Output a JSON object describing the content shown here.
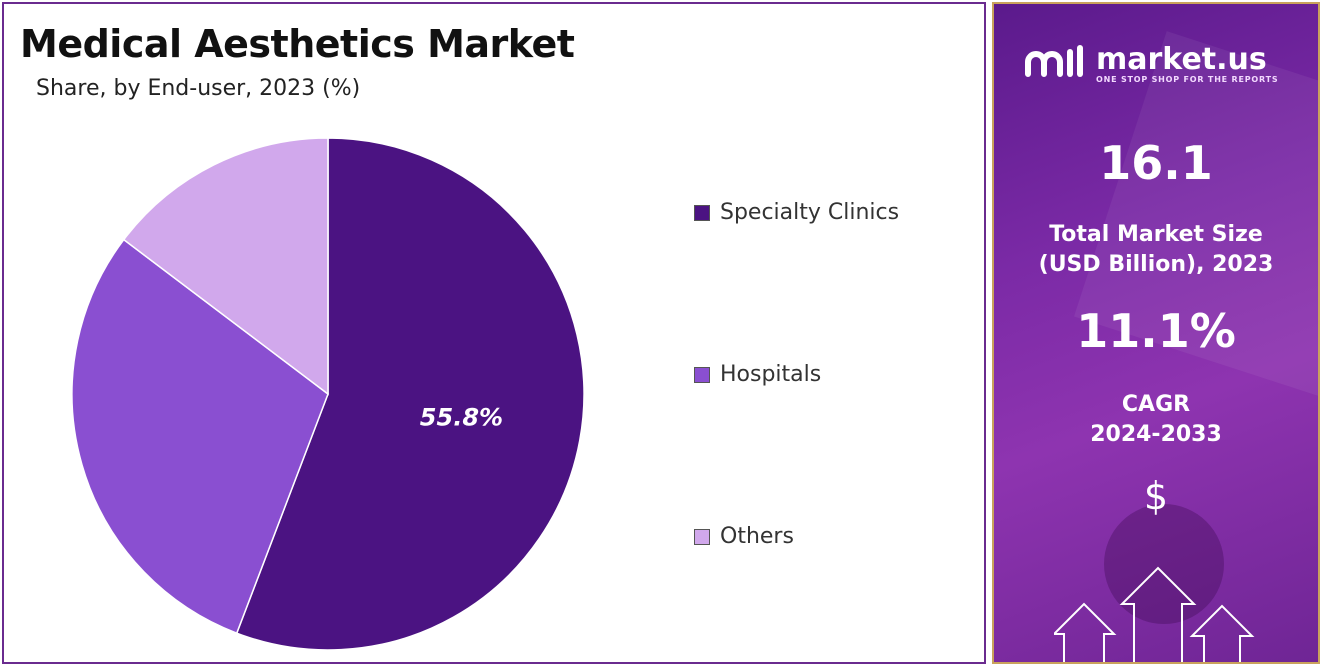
{
  "header": {
    "title": "Medical Aesthetics Market",
    "subtitle": "Share, by End-user, 2023 (%)"
  },
  "chart_data": {
    "type": "pie",
    "title": "Medical Aesthetics Market",
    "subtitle": "Share, by End-user, 2023 (%)",
    "categories": [
      "Specialty Clinics",
      "Hospitals",
      "Others"
    ],
    "values": [
      55.8,
      29.5,
      14.7
    ],
    "colors": [
      "#4b1382",
      "#8a4fd1",
      "#d1a8ec"
    ],
    "data_labels": [
      "55.8%",
      "",
      ""
    ],
    "legend_position": "right"
  },
  "legend": {
    "items": [
      {
        "label": "Specialty Clinics",
        "color": "#4b1382"
      },
      {
        "label": "Hospitals",
        "color": "#8a4fd1"
      },
      {
        "label": "Others",
        "color": "#d1a8ec"
      }
    ]
  },
  "sidebar": {
    "brand_name": "market.us",
    "brand_tagline": "ONE STOP SHOP FOR THE REPORTS",
    "market_size_value": "16.1",
    "market_size_label_line1": "Total Market Size",
    "market_size_label_line2": "(USD Billion), 2023",
    "cagr_value": "11.1%",
    "cagr_label_line1": "CAGR",
    "cagr_label_line2": "2024-2033",
    "currency_symbol": "$",
    "colors": {
      "panel": "#7b2aa6",
      "border": "#c9a25c"
    },
    "icons": [
      "market-us-logo-icon",
      "dollar-icon",
      "growth-arrows-icon"
    ]
  }
}
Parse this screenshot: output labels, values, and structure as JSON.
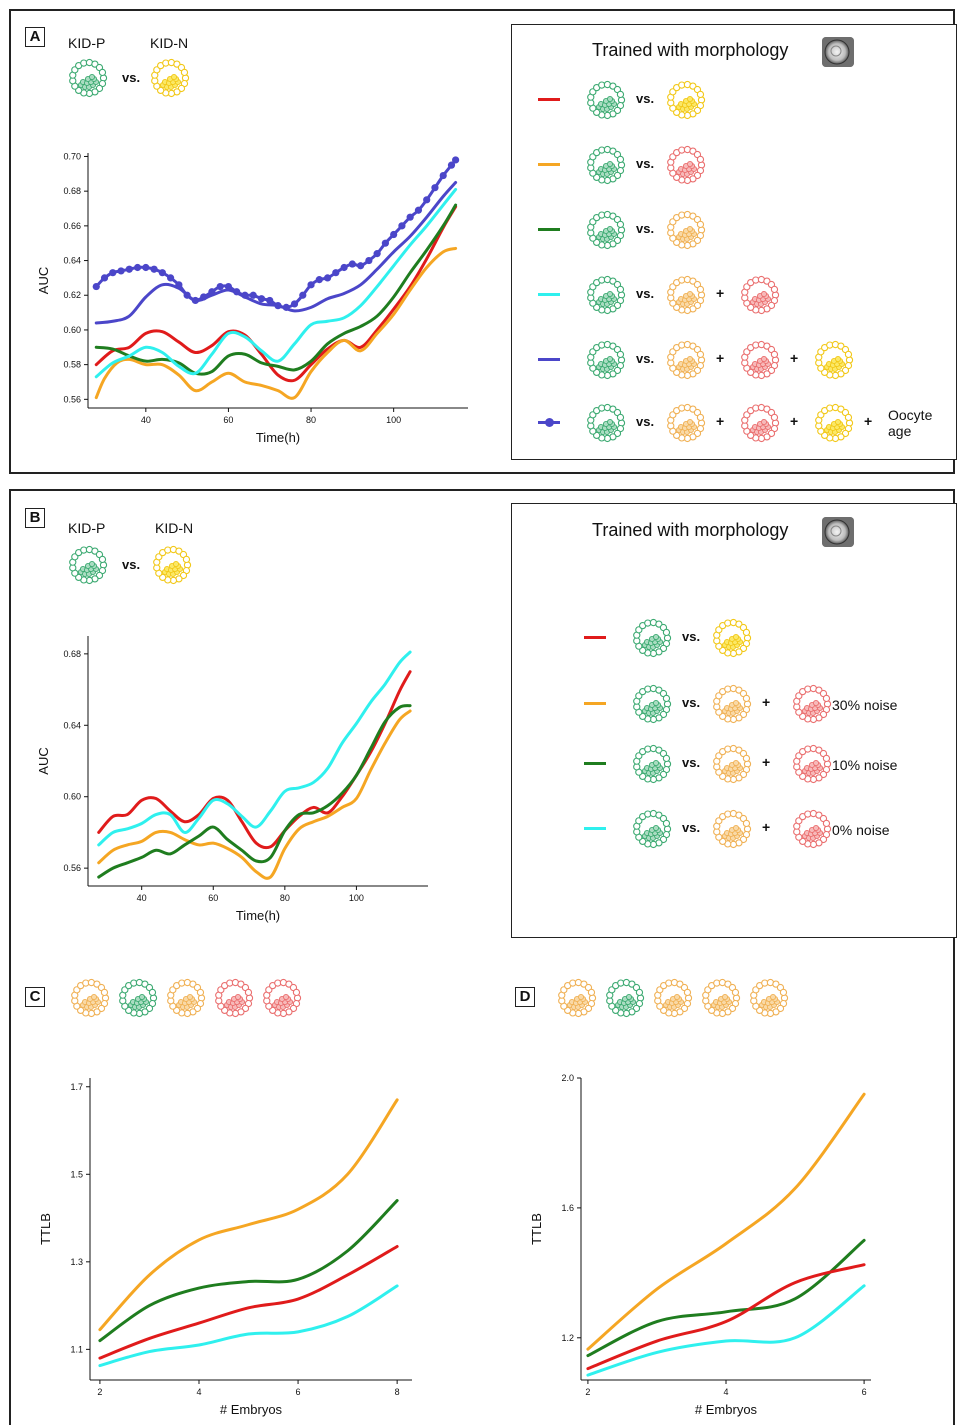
{
  "colors": {
    "kidp": "#3daa72",
    "kidp_fill": "#a9dcc1",
    "kidn_yellow": "#f2c818",
    "kidn_yellow_fill": "#fbe866",
    "orange": "#f0b155",
    "orange_fill": "#f9d9a6",
    "salmon": "#ea6f6f",
    "salmon_fill": "#f7b9b9",
    "red": "#e01b1b",
    "amber": "#f5a623",
    "green": "#1f7d1f",
    "cyan": "#2ff0ee",
    "blue": "#4b46c9"
  },
  "panelA": {
    "letter": "A",
    "kidp": "KID-P",
    "kidn": "KID-N",
    "vs": "vs.",
    "legend_title": "Trained with morphology",
    "legend_rows": [
      {
        "line": "red",
        "items": [
          "yellow"
        ]
      },
      {
        "line": "amber",
        "items": [
          "salmon"
        ]
      },
      {
        "line": "green",
        "items": [
          "orange"
        ]
      },
      {
        "line": "cyan",
        "items": [
          "orange",
          "salmon"
        ]
      },
      {
        "line": "blue",
        "items": [
          "orange",
          "salmon",
          "yellow"
        ]
      },
      {
        "line": "blue-marker",
        "items": [
          "orange",
          "salmon",
          "yellow"
        ],
        "extra": "Oocyte\nage"
      }
    ],
    "oocyte_label": "Oocyte age"
  },
  "panelB": {
    "letter": "B",
    "kidp": "KID-P",
    "kidn": "KID-N",
    "vs": "vs.",
    "legend_title": "Trained with morphology",
    "noise_labels": [
      "30% noise",
      "10% noise",
      "0% noise"
    ]
  },
  "panelC": {
    "letter": "C",
    "embryos": [
      "orange",
      "green",
      "orange",
      "salmon",
      "salmon"
    ]
  },
  "panelD": {
    "letter": "D",
    "embryos": [
      "orange",
      "green",
      "orange",
      "orange",
      "orange"
    ]
  },
  "chart_data": [
    {
      "id": "A",
      "type": "line",
      "xlabel": "Time(h)",
      "ylabel": "AUC",
      "xlim": [
        26,
        118
      ],
      "ylim": [
        0.555,
        0.702
      ],
      "xticks": [
        40,
        60,
        80,
        100
      ],
      "yticks": [
        0.56,
        0.58,
        0.6,
        0.62,
        0.64,
        0.66,
        0.68,
        0.7
      ],
      "series": [
        {
          "color": "red",
          "x": [
            28,
            32,
            36,
            40,
            44,
            48,
            52,
            56,
            60,
            64,
            68,
            72,
            76,
            80,
            84,
            88,
            92,
            96,
            100,
            104,
            108,
            112,
            115
          ],
          "y": [
            0.58,
            0.588,
            0.59,
            0.598,
            0.599,
            0.593,
            0.587,
            0.591,
            0.599,
            0.597,
            0.586,
            0.574,
            0.571,
            0.58,
            0.589,
            0.594,
            0.59,
            0.6,
            0.612,
            0.625,
            0.641,
            0.659,
            0.671
          ]
        },
        {
          "color": "amber",
          "x": [
            28,
            30,
            33,
            36,
            40,
            44,
            48,
            52,
            56,
            60,
            64,
            68,
            72,
            76,
            80,
            84,
            88,
            92,
            96,
            100,
            104,
            108,
            112,
            115
          ],
          "y": [
            0.561,
            0.572,
            0.581,
            0.583,
            0.58,
            0.58,
            0.574,
            0.565,
            0.57,
            0.575,
            0.57,
            0.568,
            0.565,
            0.561,
            0.576,
            0.587,
            0.594,
            0.588,
            0.598,
            0.609,
            0.623,
            0.636,
            0.645,
            0.647
          ]
        },
        {
          "color": "green",
          "x": [
            28,
            32,
            36,
            40,
            44,
            48,
            52,
            56,
            60,
            64,
            68,
            72,
            76,
            80,
            84,
            88,
            92,
            96,
            100,
            104,
            108,
            112,
            115
          ],
          "y": [
            0.59,
            0.589,
            0.585,
            0.582,
            0.583,
            0.581,
            0.575,
            0.576,
            0.585,
            0.586,
            0.581,
            0.579,
            0.577,
            0.582,
            0.592,
            0.598,
            0.602,
            0.608,
            0.619,
            0.633,
            0.646,
            0.66,
            0.672
          ]
        },
        {
          "color": "cyan",
          "x": [
            28,
            32,
            36,
            40,
            44,
            48,
            52,
            56,
            60,
            64,
            68,
            72,
            76,
            80,
            84,
            88,
            92,
            96,
            100,
            104,
            108,
            112,
            115
          ],
          "y": [
            0.573,
            0.581,
            0.585,
            0.59,
            0.587,
            0.579,
            0.575,
            0.586,
            0.598,
            0.596,
            0.588,
            0.582,
            0.592,
            0.603,
            0.605,
            0.607,
            0.614,
            0.625,
            0.637,
            0.649,
            0.66,
            0.672,
            0.681
          ]
        },
        {
          "color": "blue",
          "x": [
            28,
            32,
            36,
            40,
            44,
            48,
            52,
            56,
            60,
            64,
            68,
            72,
            76,
            80,
            84,
            88,
            92,
            96,
            100,
            104,
            108,
            112,
            115
          ],
          "y": [
            0.604,
            0.605,
            0.608,
            0.619,
            0.626,
            0.624,
            0.617,
            0.62,
            0.623,
            0.619,
            0.615,
            0.614,
            0.611,
            0.613,
            0.618,
            0.621,
            0.626,
            0.635,
            0.645,
            0.654,
            0.665,
            0.677,
            0.685
          ]
        },
        {
          "color": "blue",
          "marker": true,
          "x": [
            28,
            30,
            32,
            34,
            36,
            38,
            40,
            42,
            44,
            46,
            48,
            50,
            52,
            54,
            56,
            58,
            60,
            62,
            64,
            66,
            68,
            70,
            72,
            74,
            76,
            78,
            80,
            82,
            84,
            86,
            88,
            90,
            92,
            94,
            96,
            98,
            100,
            102,
            104,
            106,
            108,
            110,
            112,
            114,
            115
          ],
          "y": [
            0.625,
            0.63,
            0.633,
            0.634,
            0.635,
            0.636,
            0.636,
            0.635,
            0.633,
            0.63,
            0.626,
            0.62,
            0.617,
            0.619,
            0.622,
            0.625,
            0.625,
            0.622,
            0.62,
            0.62,
            0.618,
            0.617,
            0.614,
            0.613,
            0.615,
            0.62,
            0.626,
            0.629,
            0.63,
            0.633,
            0.636,
            0.638,
            0.637,
            0.64,
            0.644,
            0.65,
            0.655,
            0.66,
            0.665,
            0.669,
            0.675,
            0.682,
            0.689,
            0.695,
            0.698
          ]
        }
      ]
    },
    {
      "id": "B",
      "type": "line",
      "xlabel": "Time(h)",
      "ylabel": "AUC",
      "xlim": [
        25,
        120
      ],
      "ylim": [
        0.55,
        0.69
      ],
      "xticks": [
        40,
        60,
        80,
        100
      ],
      "yticks": [
        0.56,
        0.6,
        0.64,
        0.68
      ],
      "series": [
        {
          "color": "red",
          "x": [
            28,
            32,
            36,
            40,
            44,
            48,
            52,
            56,
            60,
            64,
            68,
            72,
            76,
            80,
            84,
            88,
            92,
            96,
            100,
            104,
            108,
            112,
            115
          ],
          "y": [
            0.58,
            0.589,
            0.59,
            0.598,
            0.599,
            0.592,
            0.586,
            0.59,
            0.599,
            0.598,
            0.586,
            0.574,
            0.572,
            0.581,
            0.589,
            0.594,
            0.591,
            0.6,
            0.612,
            0.625,
            0.641,
            0.659,
            0.67
          ]
        },
        {
          "color": "amber",
          "x": [
            28,
            32,
            36,
            40,
            44,
            48,
            52,
            56,
            60,
            64,
            68,
            72,
            76,
            80,
            84,
            88,
            92,
            96,
            100,
            104,
            108,
            112,
            115
          ],
          "y": [
            0.563,
            0.57,
            0.573,
            0.575,
            0.58,
            0.58,
            0.576,
            0.573,
            0.574,
            0.571,
            0.566,
            0.558,
            0.555,
            0.571,
            0.582,
            0.586,
            0.589,
            0.594,
            0.599,
            0.615,
            0.63,
            0.643,
            0.648
          ]
        },
        {
          "color": "green",
          "x": [
            28,
            32,
            36,
            40,
            44,
            48,
            52,
            56,
            60,
            64,
            68,
            72,
            76,
            80,
            84,
            88,
            92,
            96,
            100,
            104,
            108,
            112,
            115
          ],
          "y": [
            0.555,
            0.56,
            0.563,
            0.566,
            0.57,
            0.568,
            0.573,
            0.578,
            0.583,
            0.576,
            0.57,
            0.564,
            0.566,
            0.581,
            0.59,
            0.591,
            0.595,
            0.602,
            0.612,
            0.627,
            0.642,
            0.65,
            0.651
          ]
        },
        {
          "color": "cyan",
          "x": [
            28,
            32,
            36,
            40,
            44,
            48,
            52,
            56,
            60,
            64,
            68,
            72,
            76,
            80,
            84,
            88,
            92,
            96,
            100,
            104,
            108,
            112,
            115
          ],
          "y": [
            0.573,
            0.58,
            0.582,
            0.585,
            0.59,
            0.59,
            0.58,
            0.588,
            0.598,
            0.596,
            0.589,
            0.583,
            0.592,
            0.603,
            0.605,
            0.608,
            0.616,
            0.63,
            0.641,
            0.653,
            0.663,
            0.675,
            0.681
          ]
        }
      ]
    },
    {
      "id": "C",
      "type": "line",
      "xlabel": "# Embryos",
      "ylabel": "TTLB",
      "xlim": [
        1.8,
        8.3
      ],
      "ylim": [
        1.03,
        1.72
      ],
      "xticks": [
        2,
        4,
        6,
        8
      ],
      "yticks": [
        1.1,
        1.3,
        1.5,
        1.7
      ],
      "series": [
        {
          "color": "amber",
          "x": [
            2,
            3,
            4,
            5,
            6,
            7,
            8
          ],
          "y": [
            1.145,
            1.27,
            1.35,
            1.385,
            1.42,
            1.5,
            1.67
          ]
        },
        {
          "color": "green",
          "x": [
            2,
            3,
            4,
            5,
            6,
            7,
            8
          ],
          "y": [
            1.12,
            1.2,
            1.24,
            1.255,
            1.26,
            1.325,
            1.44
          ]
        },
        {
          "color": "red",
          "x": [
            2,
            3,
            4,
            5,
            6,
            7,
            8
          ],
          "y": [
            1.08,
            1.125,
            1.16,
            1.195,
            1.215,
            1.27,
            1.335
          ]
        },
        {
          "color": "cyan",
          "x": [
            2,
            3,
            4,
            5,
            6,
            7,
            8
          ],
          "y": [
            1.063,
            1.095,
            1.11,
            1.135,
            1.14,
            1.175,
            1.245
          ]
        }
      ]
    },
    {
      "id": "D",
      "type": "line",
      "xlabel": "# Embryos",
      "ylabel": "TTLB",
      "xlim": [
        1.9,
        6.1
      ],
      "ylim": [
        1.07,
        2.0
      ],
      "xticks": [
        2,
        4,
        6
      ],
      "yticks": [
        1.2,
        1.6,
        2.0
      ],
      "series": [
        {
          "color": "amber",
          "x": [
            2,
            3,
            4,
            5,
            6
          ],
          "y": [
            1.165,
            1.35,
            1.49,
            1.66,
            1.95
          ]
        },
        {
          "color": "green",
          "x": [
            2,
            3,
            4,
            5,
            6
          ],
          "y": [
            1.145,
            1.25,
            1.28,
            1.32,
            1.5
          ]
        },
        {
          "color": "red",
          "x": [
            2,
            3,
            4,
            5,
            6
          ],
          "y": [
            1.105,
            1.19,
            1.25,
            1.37,
            1.425
          ]
        },
        {
          "color": "cyan",
          "x": [
            2,
            3,
            4,
            5,
            6
          ],
          "y": [
            1.085,
            1.155,
            1.19,
            1.2,
            1.36
          ]
        }
      ]
    }
  ]
}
====================
▸ Description of the task
Count every line bearing the word "values"; report the total only.

▸ Result of the exercise
2